>> begin AVAILABLE RECORDS
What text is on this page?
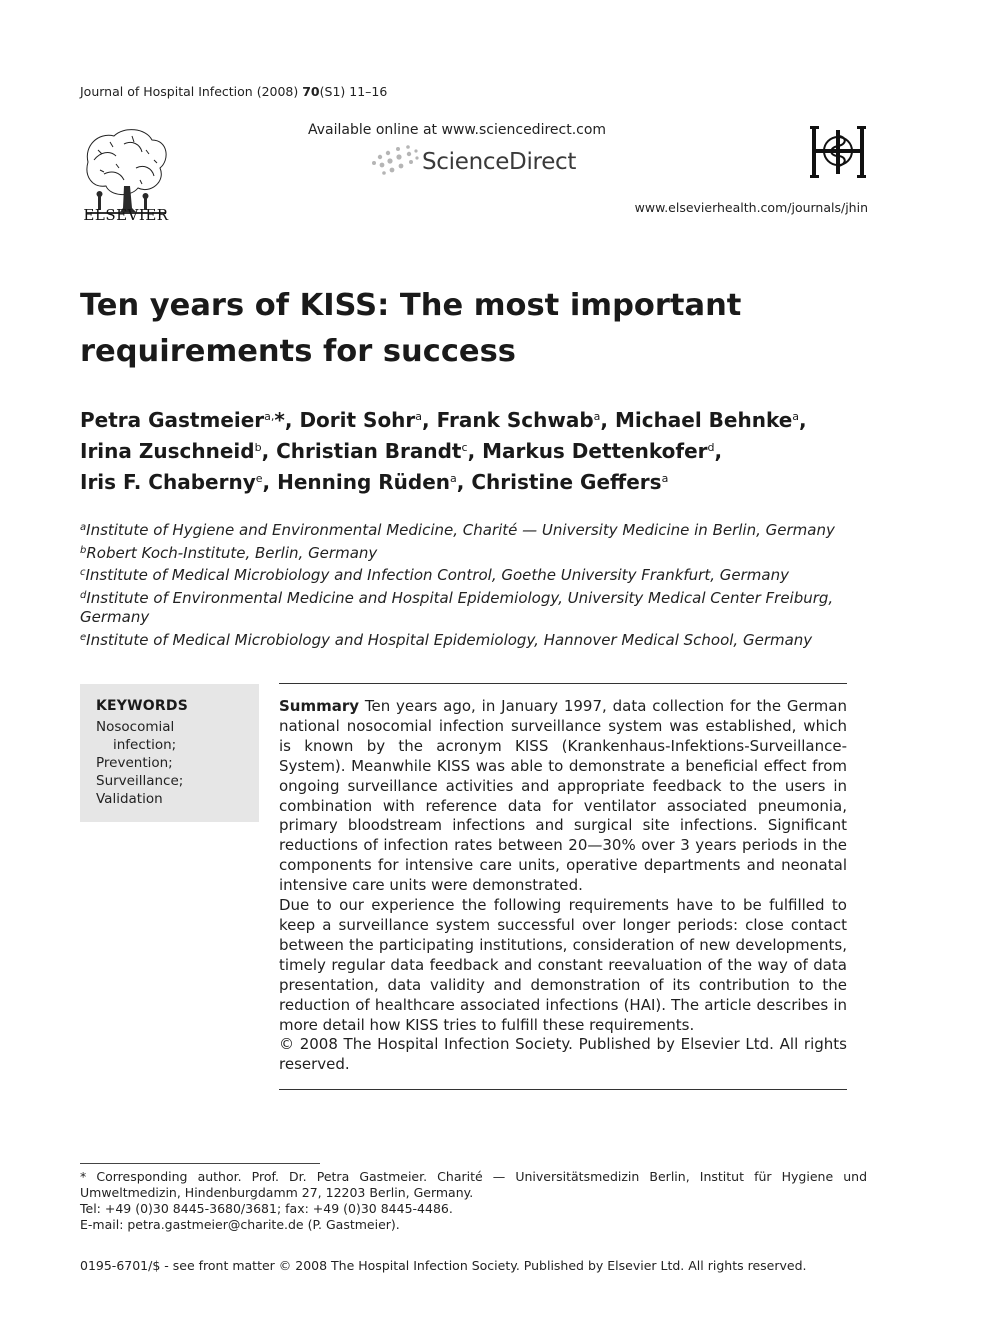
Journal of Hospital Infection (2008) 70(S1) 11–16
ELSEVIER
Available online at www.sciencedirect.com
ScienceDirect
www.elsevierhealth.com/journals/jhin
Ten years of KISS: The most important requirements for success
Petra Gastmeier$^{a,}$*, Dorit Sohr$^a$, Frank Schwab$^a$, Michael Behnke$^a$,
Irina Zuschneid$^b$, Christian Brandt$^c$, Markus Dettenkofer$^d$,
Iris F. Chaberny$^e$, Henning Rüden$^a$, Christine Geffers$^a$
$^a$Institute of Hygiene and Environmental Medicine, Charité — University Medicine in Berlin, Germany
$^b$Robert Koch-Institute, Berlin, Germany
$^c$Institute of Medical Microbiology and Infection Control, Goethe University Frankfurt, Germany
$^d$Institute of Environmental Medicine and Hospital Epidemiology, University Medical Center Freiburg, Germany
$^e$Institute of Medical Microbiology and Hospital Epidemiology, Hannover Medical School, Germany
KEYWORDS
Nosocomial
infection;
Prevention;
Surveillance;
Validation

Summary Ten years ago, in January 1997, data collection for the German national nosocomial infection surveillance system was established, which is known by the acronym KISS (Krankenhaus-Infektions-Surveillance-System). Meanwhile KISS was able to demonstrate a beneficial effect from ongoing surveillance activities and appropriate feedback to the users in combination with reference data for ventilator associated pneumonia, primary bloodstream infections and surgical site infections. Significant reductions of infection rates between 20—30% over 3 years periods in the components for intensive care units, operative departments and neonatal intensive care units were demonstrated.

Due to our experience the following requirements have to be fulfilled to keep a surveillance system successful over longer periods: close contact between the participating institutions, consideration of new developments, timely regular data feedback and constant reevaluation of the way of data presentation, data validity and demonstration of its contribution to the reduction of healthcare associated infections (HAI). The article describes in more detail how KISS tries to fulfill these requirements.

© 2008 The Hospital Infection Society. Published by Elsevier Ltd. All rights reserved.

* Corresponding author. Prof. Dr. Petra Gastmeier. Charité — Universitätsmedizin Berlin, Institut für Hygiene und Umweltmedizin, Hindenburgdamm 27, 12203 Berlin, Germany.

Tel: +49 (0)30 8445-3680/3681; fax: +49 (0)30 8445-4486.

E-mail: petra.gastmeier@charite.de (P. Gastmeier).

0195-6701/$ - see front matter © 2008 The Hospital Infection Society. Published by Elsevier Ltd. All rights reserved.
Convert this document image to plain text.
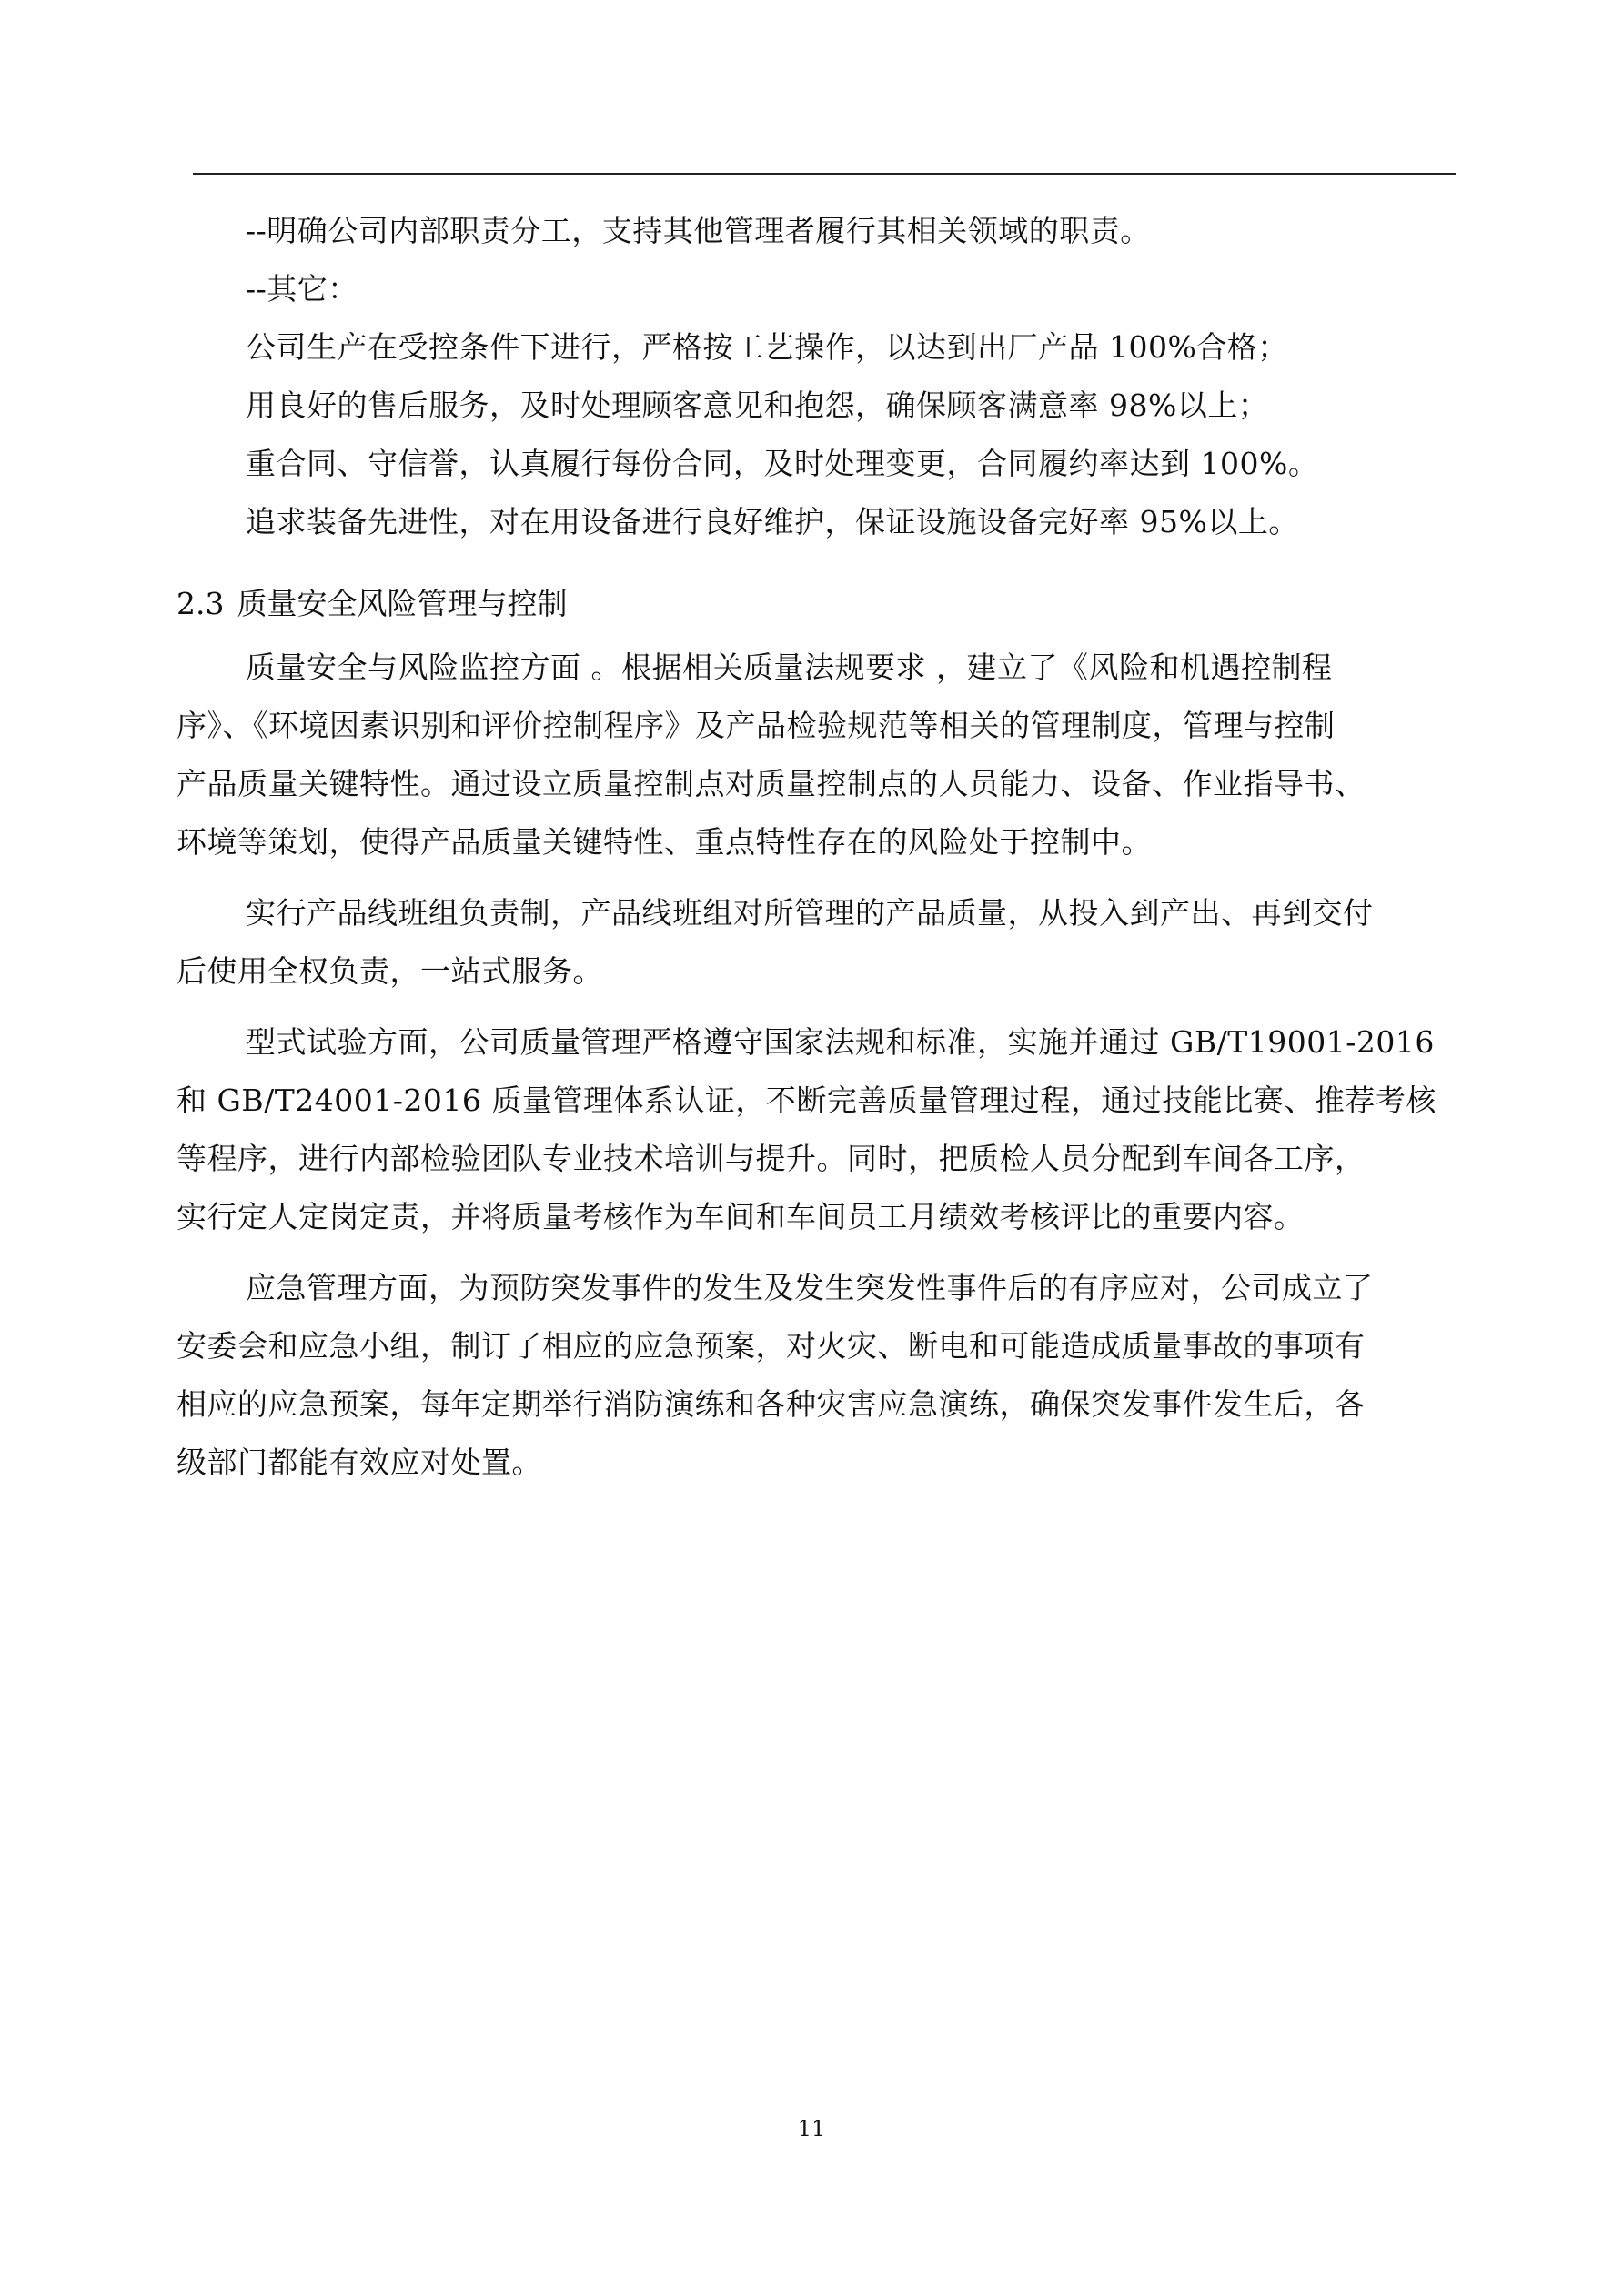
--明确公司内部职责分工，支持其他管理者履行其相关领域的职责。
--其它：
公司生产在受控条件下进行，严格按工艺操作，以达到出厂产品 100%合格；
用良好的售后服务，及时处理顾客意见和抱怨，确保顾客满意率 98%以上；
重合同、守信誉，认真履行每份合同，及时处理变更，合同履约率达到 100%。
追求装备先进性，对在用设备进行良好维护，保证设施设备完好率 95%以上。
2.3 质量安全风险管理与控制
质量安全与风险监控方面 。根据相关质量法规要求 ，建立了《风险和机遇控制程
序》、《环境因素识别和评价控制程序》及产品检验规范等相关的管理制度，管理与控制
产品质量关键特性。通过设立质量控制点对质量控制点的人员能力、设备、作业指导书、
环境等策划，使得产品质量关键特性、重点特性存在的风险处于控制中。
实行产品线班组负责制，产品线班组对所管理的产品质量，从投入到产出、再到交付
后使用全权负责，一站式服务。
型式试验方面，公司质量管理严格遵守国家法规和标准，实施并通过 GB/T19001-2016
和 GB/T24001-2016 质量管理体系认证，不断完善质量管理过程，通过技能比赛、推荐考核
等程序，进行内部检验团队专业技术培训与提升。同时，把质检人员分配到车间各工序，
实行定人定岗定责，并将质量考核作为车间和车间员工月绩效考核评比的重要内容。
应急管理方面，为预防突发事件的发生及发生突发性事件后的有序应对，公司成立了
安委会和应急小组，制订了相应的应急预案，对火灾、断电和可能造成质量事故的事项有
相应的应急预案，每年定期举行消防演练和各种灾害应急演练，确保突发事件发生后，各
级部门都能有效应对处置。
11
>> end AVAILABLE RECORDS
### OBJECTIVE
What is the number of lines in these records that contain "associated"? Reply with the number only.

### ANSWER FOR THE TASK
2